**PROBLEM TO WORK ON**
For the material that follows, list every line containing the word "data".
------ LISTED RECORDS ------
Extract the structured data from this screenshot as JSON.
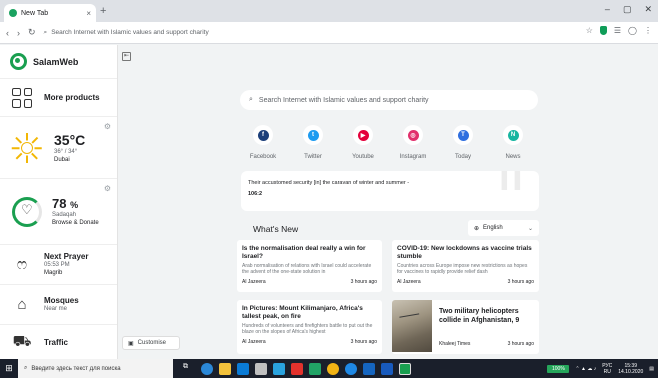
{
  "browser": {
    "tab_title": "New Tab",
    "address_placeholder": "Search Internet with Islamic values and support charity"
  },
  "sidebar": {
    "brand": "SalamWeb",
    "more_products": "More products",
    "weather": {
      "temp": "35°C",
      "range": "36° / 34°",
      "city": "Dubai"
    },
    "sadaqah": {
      "percent": "78",
      "percent_unit": "%",
      "title": "Sadaqah",
      "subtitle": "Browse & Donate"
    },
    "prayer": {
      "title": "Next Prayer",
      "time": "05:53 PM",
      "name": "Magrib"
    },
    "mosques": {
      "title": "Mosques",
      "subtitle": "Near me"
    },
    "traffic": {
      "title": "Traffic"
    }
  },
  "main": {
    "search_placeholder": "Search Internet with Islamic values and support charity",
    "shortcuts": [
      {
        "label": "Facebook",
        "color": "#1c3f7a",
        "glyph": "f"
      },
      {
        "label": "Twitter",
        "color": "#1d9bf0",
        "glyph": "t"
      },
      {
        "label": "Youtube",
        "color": "#e4003b",
        "glyph": "▶"
      },
      {
        "label": "Instagram",
        "color": "#e1306c",
        "glyph": "◎"
      },
      {
        "label": "Today",
        "color": "#2f6fdf",
        "glyph": "T"
      },
      {
        "label": "News",
        "color": "#17b5a0",
        "glyph": "N"
      }
    ],
    "quote": {
      "text": "Their accustomed security [in] the caravan of winter and summer -",
      "ref": "106:2"
    },
    "news_heading": "What's New",
    "language": "English",
    "customise": "Customise",
    "news": [
      {
        "title": "Is the normalisation deal really a win for Israel?",
        "desc": "Arab normalisation of relations with Israel could accelerate the advent of the one-state solution in",
        "source": "Al Jazeera",
        "time": "3 hours ago"
      },
      {
        "title": "COVID-19: New lockdowns as vaccine trials stumble",
        "desc": "Countries across Europe impose new restrictions as hopes for vaccines to rapidly provide relief dash",
        "source": "Al Jazeera",
        "time": "3 hours ago"
      },
      {
        "title": "In Pictures: Mount Kilimanjaro, Africa's tallest peak, on fire",
        "desc": "Hundreds of volunteers and firefighters battle to put out the blaze on the slopes of Africa's highest",
        "source": "Al Jazeera",
        "time": "3 hours ago"
      },
      {
        "title": "Two military helicopters collide in Afghanistan, 9",
        "desc": "",
        "source": "Khaleej Times",
        "time": "3 hours ago"
      }
    ]
  },
  "taskbar": {
    "search_placeholder": "Введите здесь текст для поиска",
    "battery": "100%",
    "lang": "РУС",
    "lang2": "RU",
    "time": "15:39",
    "date": "14.10.2020"
  }
}
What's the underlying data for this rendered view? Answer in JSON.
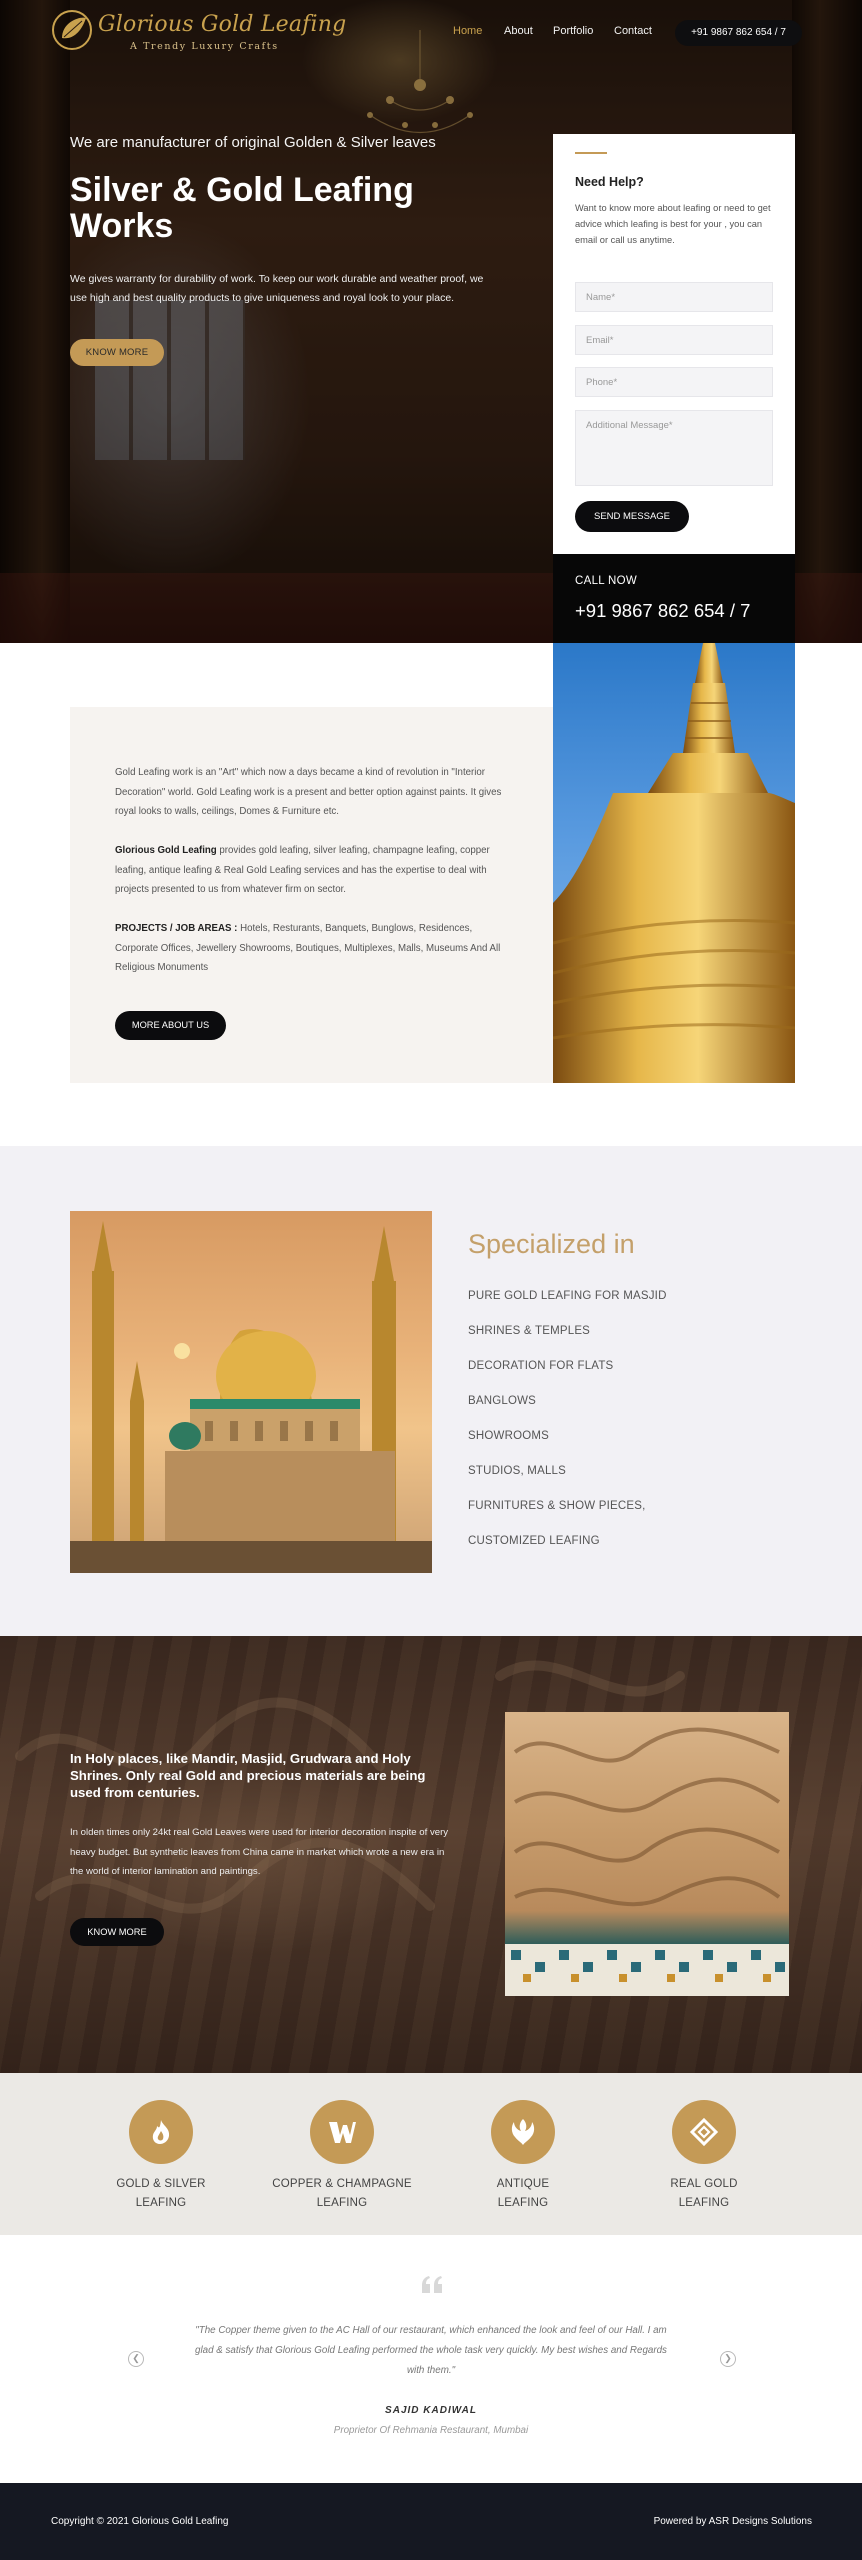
{
  "brand": {
    "name": "Glorious Gold Leafing",
    "tagline": "A Trendy Luxury Crafts"
  },
  "nav": {
    "items": [
      "Home",
      "About",
      "Portfolio",
      "Contact"
    ],
    "active": "Home",
    "phone": "+91 9867 862 654 / 7"
  },
  "hero": {
    "kicker": "We are manufacturer of original Golden & Silver leaves",
    "title": "Silver & Gold Leafing Works",
    "description": "We gives warranty for durability of work. To keep our work durable and weather proof, we use high and best quality products to give uniqueness and royal look to your place.",
    "cta": "KNOW MORE"
  },
  "help_form": {
    "title": "Need Help?",
    "description": "Want to know more about leafing or need to get advice which leafing is best for your , you can email or call us anytime.",
    "fields": {
      "name": "Name*",
      "email": "Email*",
      "phone": "Phone*",
      "message": "Additional Message*"
    },
    "submit": "SEND MESSAGE",
    "call_label": "CALL NOW",
    "call_number": "+91 9867 862 654 / 7"
  },
  "about": {
    "p1": "Gold Leafing work is an \"Art\" which now a days became a kind of revolution in \"Interior Decoration\" world. Gold Leafing work is a present and better option against paints. It gives royal looks to walls, ceilings, Domes & Furniture etc.",
    "p2_bold": "Glorious Gold Leafing",
    "p2": " provides gold leafing, silver leafing, champagne leafing, copper leafing, antique leafing & Real Gold Leafing services and has the expertise to deal with projects presented to us from whatever firm on sector.",
    "p3_bold": "PROJECTS / JOB AREAS :",
    "p3": " Hotels, Resturants, Banquets, Bunglows, Residences, Corporate Offices, Jewellery Showrooms, Boutiques, Multiplexes, Malls, Museums And All Religious Monuments",
    "cta": "MORE ABOUT US"
  },
  "specialized": {
    "title": "Specialized in",
    "items": [
      "PURE GOLD LEAFING FOR MASJID",
      "SHRINES & TEMPLES",
      "DECORATION FOR FLATS",
      "BANGLOWS",
      "SHOWROOMS",
      "STUDIOS, MALLS",
      "FURNITURES & SHOW PIECES,",
      "CUSTOMIZED LEAFING"
    ]
  },
  "holy": {
    "title": "In Holy places, like Mandir, Masjid, Grudwara and Holy Shrines. Only real Gold and precious materials are being used from centuries.",
    "description": "In olden times only 24kt real Gold Leaves were used for interior decoration inspite of very heavy budget. But synthetic leaves from China came in market which wrote a new era in the world of interior lamination and paintings.",
    "cta": "KNOW MORE"
  },
  "services": [
    {
      "line1": "GOLD & SILVER",
      "line2": "LEAFING",
      "icon": "fire-icon"
    },
    {
      "line1": "COPPER & CHAMPAGNE",
      "line2": "LEAFING",
      "icon": "shield-w-icon"
    },
    {
      "line1": "ANTIQUE",
      "line2": "LEAFING",
      "icon": "rebel-emblem-icon"
    },
    {
      "line1": "REAL GOLD",
      "line2": "LEAFING",
      "icon": "diamond-link-icon"
    }
  ],
  "testimonial": {
    "quote": "\"The Copper theme given to the AC Hall of our restaurant, which enhanced the look and feel of our Hall. I am glad & satisfy that Glorious Gold Leafing performed the whole task very quickly. My best wishes and Regards with them.\"",
    "name": "SAJID KADIWAL",
    "role": "Proprietor Of Rehmania Restaurant, Mumbai"
  },
  "footer": {
    "copyright": "Copyright © 2021 Glorious Gold Leafing",
    "powered": "Powered by ASR Designs Solutions"
  },
  "colors": {
    "gold": "#c49a56",
    "dark": "#0c0c0e",
    "footer": "#151822"
  }
}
------
**WRITTEN RESPONSE**
Extract the structured data from this screenshot as JSON.
What's the underlying data for this rendered view? Answer in JSON.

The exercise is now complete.